## Required task
Please print the lines of the material below exactly as they appear.

Layout element annotations
▼
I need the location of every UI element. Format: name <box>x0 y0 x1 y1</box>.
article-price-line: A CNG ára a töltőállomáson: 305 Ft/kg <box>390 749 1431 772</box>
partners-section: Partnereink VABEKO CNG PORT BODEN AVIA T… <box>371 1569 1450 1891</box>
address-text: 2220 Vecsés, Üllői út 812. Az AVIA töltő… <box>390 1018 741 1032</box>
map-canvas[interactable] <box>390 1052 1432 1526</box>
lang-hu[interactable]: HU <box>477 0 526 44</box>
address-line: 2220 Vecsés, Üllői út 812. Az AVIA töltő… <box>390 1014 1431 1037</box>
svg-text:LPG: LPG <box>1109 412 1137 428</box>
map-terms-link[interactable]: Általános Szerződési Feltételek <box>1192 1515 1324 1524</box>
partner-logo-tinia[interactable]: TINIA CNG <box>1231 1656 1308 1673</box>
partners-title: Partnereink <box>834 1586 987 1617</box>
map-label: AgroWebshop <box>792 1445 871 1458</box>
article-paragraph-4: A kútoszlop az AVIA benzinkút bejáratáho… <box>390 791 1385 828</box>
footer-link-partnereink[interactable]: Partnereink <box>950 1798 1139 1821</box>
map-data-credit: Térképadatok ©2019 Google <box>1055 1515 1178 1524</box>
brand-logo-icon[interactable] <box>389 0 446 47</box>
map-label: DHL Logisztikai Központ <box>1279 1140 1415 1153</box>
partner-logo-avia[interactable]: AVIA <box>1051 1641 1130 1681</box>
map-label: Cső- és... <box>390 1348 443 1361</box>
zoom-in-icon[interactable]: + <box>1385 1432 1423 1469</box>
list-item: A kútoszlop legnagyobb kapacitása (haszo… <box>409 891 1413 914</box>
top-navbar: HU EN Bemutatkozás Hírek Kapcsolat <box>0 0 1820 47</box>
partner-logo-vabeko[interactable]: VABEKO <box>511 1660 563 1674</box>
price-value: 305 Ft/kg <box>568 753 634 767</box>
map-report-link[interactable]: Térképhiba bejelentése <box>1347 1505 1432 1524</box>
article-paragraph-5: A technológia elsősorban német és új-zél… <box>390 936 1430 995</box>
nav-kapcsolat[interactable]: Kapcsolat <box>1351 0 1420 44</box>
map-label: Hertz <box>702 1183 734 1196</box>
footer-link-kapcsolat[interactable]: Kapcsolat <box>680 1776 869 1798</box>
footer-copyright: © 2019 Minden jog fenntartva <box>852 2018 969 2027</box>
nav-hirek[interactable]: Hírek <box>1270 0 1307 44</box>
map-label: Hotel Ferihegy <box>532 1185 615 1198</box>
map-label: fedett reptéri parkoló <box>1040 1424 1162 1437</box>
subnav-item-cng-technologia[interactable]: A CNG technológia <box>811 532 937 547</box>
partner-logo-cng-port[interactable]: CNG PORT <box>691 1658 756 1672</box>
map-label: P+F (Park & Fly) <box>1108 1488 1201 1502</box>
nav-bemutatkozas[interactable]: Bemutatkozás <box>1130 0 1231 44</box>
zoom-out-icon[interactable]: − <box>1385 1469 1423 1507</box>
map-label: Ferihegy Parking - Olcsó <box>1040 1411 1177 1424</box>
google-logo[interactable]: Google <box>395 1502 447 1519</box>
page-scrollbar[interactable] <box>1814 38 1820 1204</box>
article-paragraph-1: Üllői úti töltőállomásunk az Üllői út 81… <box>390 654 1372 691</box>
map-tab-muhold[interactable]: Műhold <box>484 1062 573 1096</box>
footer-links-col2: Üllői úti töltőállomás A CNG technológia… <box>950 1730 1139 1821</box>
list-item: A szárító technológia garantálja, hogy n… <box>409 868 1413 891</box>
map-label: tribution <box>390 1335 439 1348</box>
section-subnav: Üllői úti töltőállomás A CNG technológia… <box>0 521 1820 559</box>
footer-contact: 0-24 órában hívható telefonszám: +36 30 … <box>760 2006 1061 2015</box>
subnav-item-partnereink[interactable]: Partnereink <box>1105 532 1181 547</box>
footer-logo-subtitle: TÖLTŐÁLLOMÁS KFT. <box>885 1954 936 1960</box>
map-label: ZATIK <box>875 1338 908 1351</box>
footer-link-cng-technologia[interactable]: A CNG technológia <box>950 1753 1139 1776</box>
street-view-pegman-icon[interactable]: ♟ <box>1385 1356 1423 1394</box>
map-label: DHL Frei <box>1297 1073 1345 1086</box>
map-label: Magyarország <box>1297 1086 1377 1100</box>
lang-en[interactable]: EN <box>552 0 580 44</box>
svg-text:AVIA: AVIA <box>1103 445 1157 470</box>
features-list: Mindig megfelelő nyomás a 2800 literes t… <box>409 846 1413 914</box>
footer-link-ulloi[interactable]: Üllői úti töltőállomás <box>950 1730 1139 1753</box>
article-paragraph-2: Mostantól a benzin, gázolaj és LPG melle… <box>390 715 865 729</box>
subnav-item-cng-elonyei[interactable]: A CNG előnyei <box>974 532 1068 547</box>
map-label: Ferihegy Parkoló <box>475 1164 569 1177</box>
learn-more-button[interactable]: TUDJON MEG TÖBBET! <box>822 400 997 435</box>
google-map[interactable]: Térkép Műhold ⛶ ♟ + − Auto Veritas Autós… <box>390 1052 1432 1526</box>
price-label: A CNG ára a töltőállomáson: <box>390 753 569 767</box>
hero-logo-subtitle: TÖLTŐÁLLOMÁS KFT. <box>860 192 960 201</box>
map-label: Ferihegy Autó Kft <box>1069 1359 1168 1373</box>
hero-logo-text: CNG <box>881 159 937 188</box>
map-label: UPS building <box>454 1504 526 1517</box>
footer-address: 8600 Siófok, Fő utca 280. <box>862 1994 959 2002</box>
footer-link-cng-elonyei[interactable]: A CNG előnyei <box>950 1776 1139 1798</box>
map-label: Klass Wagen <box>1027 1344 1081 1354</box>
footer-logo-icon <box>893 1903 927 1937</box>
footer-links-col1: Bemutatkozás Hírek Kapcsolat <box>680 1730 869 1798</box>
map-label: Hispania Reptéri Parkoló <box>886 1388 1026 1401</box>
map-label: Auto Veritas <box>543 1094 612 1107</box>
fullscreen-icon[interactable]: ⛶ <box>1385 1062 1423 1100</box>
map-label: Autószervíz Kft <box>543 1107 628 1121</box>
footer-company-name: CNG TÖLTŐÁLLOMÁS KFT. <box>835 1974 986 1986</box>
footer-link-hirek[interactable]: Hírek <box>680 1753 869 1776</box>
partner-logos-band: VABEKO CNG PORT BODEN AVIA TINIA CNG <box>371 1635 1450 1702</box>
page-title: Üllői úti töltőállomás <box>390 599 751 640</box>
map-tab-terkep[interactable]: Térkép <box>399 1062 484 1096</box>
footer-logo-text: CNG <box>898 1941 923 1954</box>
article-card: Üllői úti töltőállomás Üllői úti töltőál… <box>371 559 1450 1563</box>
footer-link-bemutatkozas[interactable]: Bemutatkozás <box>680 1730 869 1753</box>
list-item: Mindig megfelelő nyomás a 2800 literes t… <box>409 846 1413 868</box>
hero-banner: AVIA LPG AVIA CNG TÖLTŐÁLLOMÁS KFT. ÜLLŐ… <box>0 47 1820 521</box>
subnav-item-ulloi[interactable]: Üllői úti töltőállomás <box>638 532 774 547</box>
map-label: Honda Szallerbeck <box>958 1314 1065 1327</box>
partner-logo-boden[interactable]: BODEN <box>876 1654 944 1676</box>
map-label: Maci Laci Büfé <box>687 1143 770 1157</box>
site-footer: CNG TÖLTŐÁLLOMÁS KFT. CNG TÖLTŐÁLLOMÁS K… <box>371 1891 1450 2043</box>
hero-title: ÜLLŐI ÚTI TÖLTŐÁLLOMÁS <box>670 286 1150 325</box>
▲
## Written answer
I need the location of every UI element. Format: name <box>x0 y0 x1 y1</box>.
article-price-line: A CNG ára a töltőállomáson: 305 Ft/kg <box>390 749 1431 772</box>
partners-section: Partnereink VABEKO CNG PORT BODEN AVIA T… <box>371 1569 1450 1891</box>
address-text: 2220 Vecsés, Üllői út 812. Az AVIA töltő… <box>390 1018 741 1032</box>
map-canvas[interactable] <box>390 1052 1432 1526</box>
lang-hu[interactable]: HU <box>477 0 526 44</box>
address-line: 2220 Vecsés, Üllői út 812. Az AVIA töltő… <box>390 1014 1431 1037</box>
svg-text:LPG: LPG <box>1109 412 1137 428</box>
map-terms-link[interactable]: Általános Szerződési Feltételek <box>1192 1515 1324 1524</box>
partner-logo-tinia[interactable]: TINIA CNG <box>1231 1656 1308 1673</box>
partners-title: Partnereink <box>834 1586 987 1617</box>
map-label: AgroWebshop <box>792 1445 871 1458</box>
article-paragraph-4: A kútoszlop az AVIA benzinkút bejáratáho… <box>390 791 1385 828</box>
footer-link-partnereink[interactable]: Partnereink <box>950 1798 1139 1821</box>
map-data-credit: Térképadatok ©2019 Google <box>1055 1515 1178 1524</box>
brand-logo-icon[interactable] <box>389 0 446 47</box>
map-label: DHL Logisztikai Központ <box>1279 1140 1415 1153</box>
partner-logo-avia[interactable]: AVIA <box>1051 1641 1130 1681</box>
map-label: Cső- és... <box>390 1348 443 1361</box>
zoom-in-icon[interactable]: + <box>1385 1432 1423 1469</box>
list-item: A kútoszlop legnagyobb kapacitása (haszo… <box>409 891 1413 914</box>
top-navbar: HU EN Bemutatkozás Hírek Kapcsolat <box>0 0 1820 47</box>
partner-logo-vabeko[interactable]: VABEKO <box>511 1660 563 1674</box>
price-value: 305 Ft/kg <box>568 753 634 767</box>
map-report-link[interactable]: Térképhiba bejelentése <box>1347 1505 1432 1524</box>
article-paragraph-5: A technológia elsősorban német és új-zél… <box>390 936 1430 995</box>
nav-kapcsolat[interactable]: Kapcsolat <box>1351 0 1420 44</box>
map-label: Hertz <box>702 1183 734 1196</box>
footer-link-kapcsolat[interactable]: Kapcsolat <box>680 1776 869 1798</box>
footer-copyright: © 2019 Minden jog fenntartva <box>852 2018 969 2027</box>
nav-hirek[interactable]: Hírek <box>1270 0 1307 44</box>
map-label: Hotel Ferihegy <box>532 1185 615 1198</box>
map-label: fedett reptéri parkoló <box>1040 1424 1162 1437</box>
subnav-item-cng-technologia[interactable]: A CNG technológia <box>811 532 937 547</box>
partner-logo-cng-port[interactable]: CNG PORT <box>691 1658 756 1672</box>
map-label: P+F (Park & Fly) <box>1108 1488 1201 1502</box>
nav-bemutatkozas[interactable]: Bemutatkozás <box>1130 0 1231 44</box>
zoom-out-icon[interactable]: − <box>1385 1469 1423 1507</box>
map-label: Ferihegy Parking - Olcsó <box>1040 1411 1177 1424</box>
google-logo[interactable]: Google <box>395 1502 447 1519</box>
page-scrollbar[interactable] <box>1814 38 1820 1204</box>
article-paragraph-1: Üllői úti töltőállomásunk az Üllői út 81… <box>390 654 1372 691</box>
map-tab-muhold[interactable]: Műhold <box>484 1062 573 1096</box>
footer-links-col2: Üllői úti töltőállomás A CNG technológia… <box>950 1730 1139 1821</box>
list-item: A szárító technológia garantálja, hogy n… <box>409 868 1413 891</box>
map-label: tribution <box>390 1335 439 1348</box>
section-subnav: Üllői úti töltőállomás A CNG technológia… <box>0 521 1820 559</box>
footer-contact: 0-24 órában hívható telefonszám: +36 30 … <box>760 2006 1061 2015</box>
subnav-item-partnereink[interactable]: Partnereink <box>1105 532 1181 547</box>
footer-logo-subtitle: TÖLTŐÁLLOMÁS KFT. <box>885 1954 936 1960</box>
map-label: ZATIK <box>875 1338 908 1351</box>
footer-link-cng-technologia[interactable]: A CNG technológia <box>950 1753 1139 1776</box>
street-view-pegman-icon[interactable]: ♟ <box>1385 1356 1423 1394</box>
map-label: DHL Frei <box>1297 1073 1345 1086</box>
map-label: Magyarország <box>1297 1086 1377 1100</box>
lang-en[interactable]: EN <box>552 0 580 44</box>
svg-text:AVIA: AVIA <box>1103 445 1157 470</box>
features-list: Mindig megfelelő nyomás a 2800 literes t… <box>409 846 1413 914</box>
footer-link-ulloi[interactable]: Üllői úti töltőállomás <box>950 1730 1139 1753</box>
article-paragraph-2: Mostantól a benzin, gázolaj és LPG melle… <box>390 715 865 729</box>
subnav-item-cng-elonyei[interactable]: A CNG előnyei <box>974 532 1068 547</box>
map-label: Ferihegy Parkoló <box>475 1164 569 1177</box>
learn-more-button[interactable]: TUDJON MEG TÖBBET! <box>822 400 997 435</box>
google-map[interactable]: Térkép Műhold ⛶ ♟ + − Auto Veritas Autós… <box>390 1052 1432 1526</box>
price-label: A CNG ára a töltőállomáson: <box>390 753 569 767</box>
hero-logo-subtitle: TÖLTŐÁLLOMÁS KFT. <box>860 192 960 201</box>
map-label: Ferihegy Autó Kft <box>1069 1359 1168 1373</box>
hero-logo-text: CNG <box>881 159 937 188</box>
map-label: UPS building <box>454 1504 526 1517</box>
footer-address: 8600 Siófok, Fő utca 280. <box>862 1994 959 2002</box>
footer-link-cng-elonyei[interactable]: A CNG előnyei <box>950 1776 1139 1798</box>
map-label: Klass Wagen <box>1027 1344 1081 1354</box>
footer-logo-icon <box>893 1903 927 1937</box>
footer-links-col1: Bemutatkozás Hírek Kapcsolat <box>680 1730 869 1798</box>
map-label: Hispania Reptéri Parkoló <box>886 1388 1026 1401</box>
map-label: Auto Veritas <box>543 1094 612 1107</box>
fullscreen-icon[interactable]: ⛶ <box>1385 1062 1423 1100</box>
map-label: Autószervíz Kft <box>543 1107 628 1121</box>
footer-company-name: CNG TÖLTŐÁLLOMÁS KFT. <box>835 1974 986 1986</box>
footer-link-hirek[interactable]: Hírek <box>680 1753 869 1776</box>
partner-logos-band: VABEKO CNG PORT BODEN AVIA TINIA CNG <box>371 1635 1450 1702</box>
page-title: Üllői úti töltőállomás <box>390 599 751 640</box>
map-tab-terkep[interactable]: Térkép <box>399 1062 484 1096</box>
footer-logo-text: CNG <box>898 1941 923 1954</box>
article-card: Üllői úti töltőállomás Üllői úti töltőál… <box>371 559 1450 1563</box>
footer-link-bemutatkozas[interactable]: Bemutatkozás <box>680 1730 869 1753</box>
list-item: Mindig megfelelő nyomás a 2800 literes t… <box>409 846 1413 868</box>
hero-banner: AVIA LPG AVIA CNG TÖLTŐÁLLOMÁS KFT. ÜLLŐ… <box>0 47 1820 521</box>
subnav-item-ulloi[interactable]: Üllői úti töltőállomás <box>638 532 774 547</box>
map-label: Honda Szallerbeck <box>958 1314 1065 1327</box>
partner-logo-boden[interactable]: BODEN <box>876 1654 944 1676</box>
map-label: Maci Laci Büfé <box>687 1143 770 1157</box>
site-footer: CNG TÖLTŐÁLLOMÁS KFT. CNG TÖLTŐÁLLOMÁS K… <box>371 1891 1450 2043</box>
hero-title: ÜLLŐI ÚTI TÖLTŐÁLLOMÁS <box>670 286 1150 325</box>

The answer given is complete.